— begin —

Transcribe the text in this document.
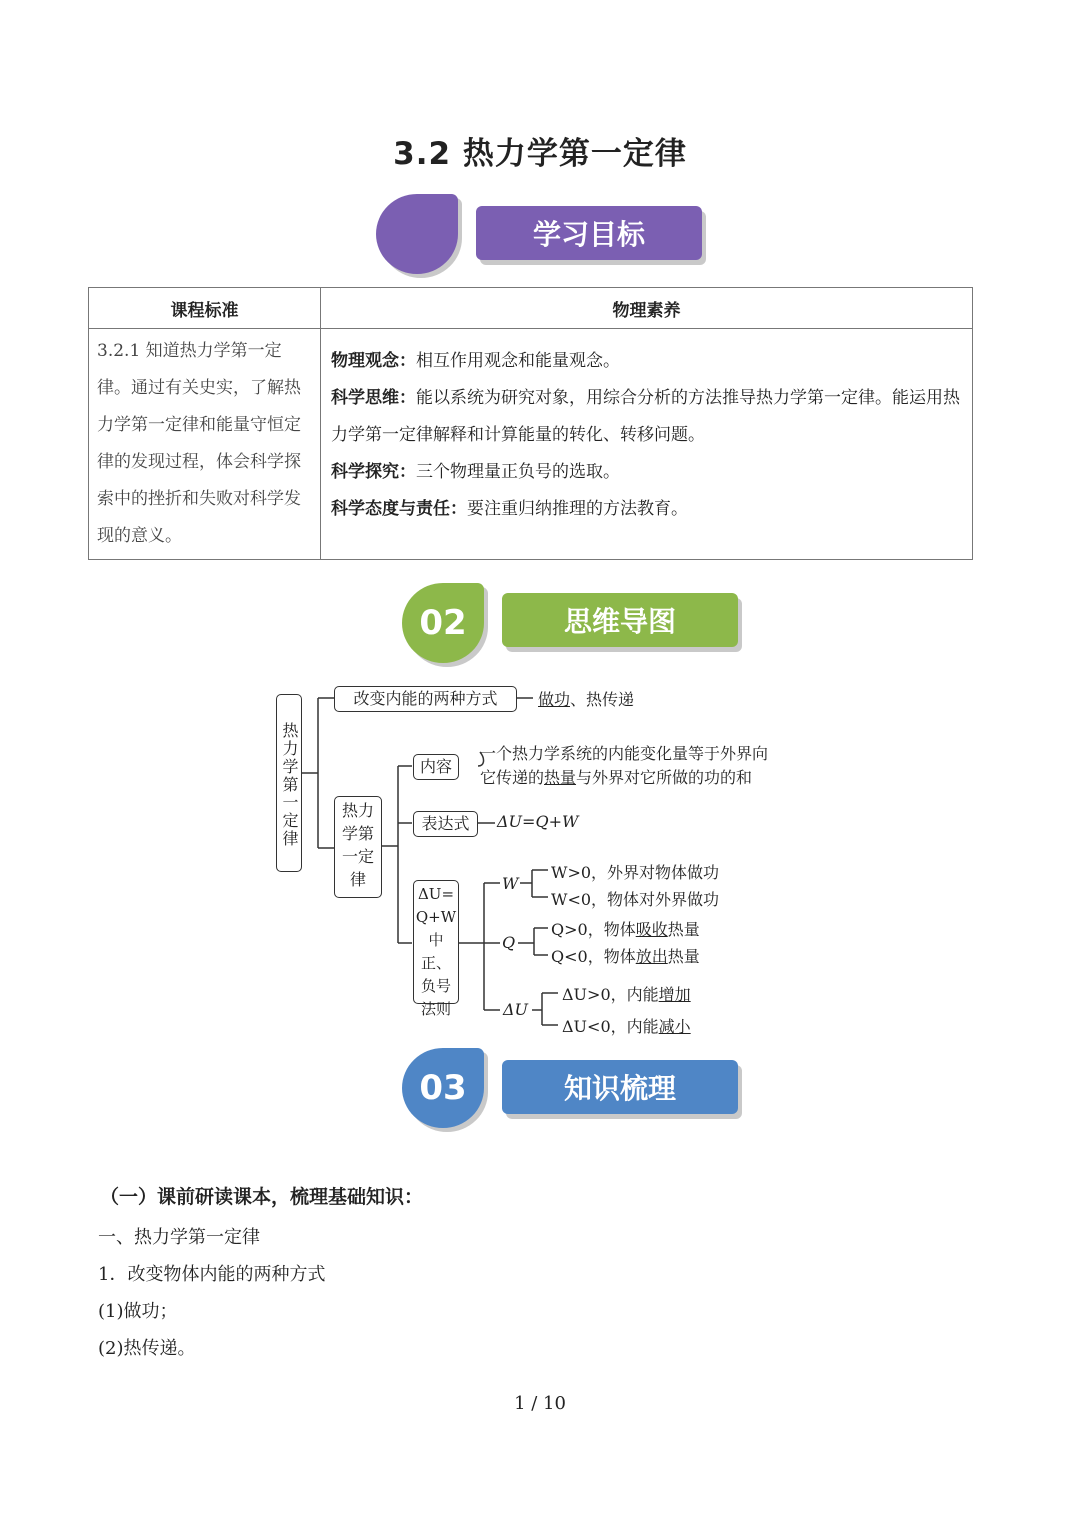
3.2 热力学第一定律
学习目标
课程标准	物理素养
3.2.1 知道热力学第一定律。通过有关史实，了解热力学第一定律和能量守恒定律的发现过程，体会科学探索中的挫折和失败对科学发现的意义。	物理观念：相互作用观念和能量观念。
科学思维：能以系统为研究对象，用综合分析的方法推导热力学第一定律。能运用热力学第一定律解释和计算能量的转化、转移问题。
科学探究：三个物理量正负号的选取。
科学态度与责任：要注重归纳推理的方法教育。
02	思维导图
热力学第一定律
改变内能的两种方式	做功、热传递
热力学第一定律
内容
一个热力学系统的内能变化量等于外界向
它传递的热量与外界对它所做的功的和
表达式	ΔU=Q+W
ΔU=Q+W中正、负号法则
W
W>0，外界对物体做功
W<0，物体对外界做功
Q
Q>0，物体吸收热量
Q<0，物体放出热量
ΔU
ΔU>0，内能增加
ΔU<0，内能减小
03	知识梳理
（一）课前研读课本，梳理基础知识：
一、热力学第一定律
1．改变物体内能的两种方式
(1)做功；
(2)热传递。
1 / 10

— end —

_SET PROBLEM:_
Retype each entry precisely. Skip images entirely.

_EXERCISE RESULT:_
Transcribe the text in this document.
3.2 热力学第一定律
学习目标
课程标准	物理素养
3.2.1 知道热力学第一定律。通过有关史实，了解热力学第一定律和能量守恒定律的发现过程，体会科学探索中的挫折和失败对科学发现的意义。	物理观念：相互作用观念和能量观念。
科学思维：能以系统为研究对象，用综合分析的方法推导热力学第一定律。能运用热力学第一定律解释和计算能量的转化、转移问题。
科学探究：三个物理量正负号的选取。
科学态度与责任：要注重归纳推理的方法教育。
02	思维导图
热力学第一定律
改变内能的两种方式	做功、热传递
热力学第一定律
内容
一个热力学系统的内能变化量等于外界向
它传递的热量与外界对它所做的功的和
表达式	ΔU=Q+W
ΔU=Q+W中正、负号法则
W
W>0，外界对物体做功
W<0，物体对外界做功
Q
Q>0，物体吸收热量
Q<0，物体放出热量
ΔU
ΔU>0，内能增加
ΔU<0，内能减小
03	知识梳理
（一）课前研读课本，梳理基础知识：
一、热力学第一定律
1．改变物体内能的两种方式
(1)做功；
(2)热传递。
1 / 10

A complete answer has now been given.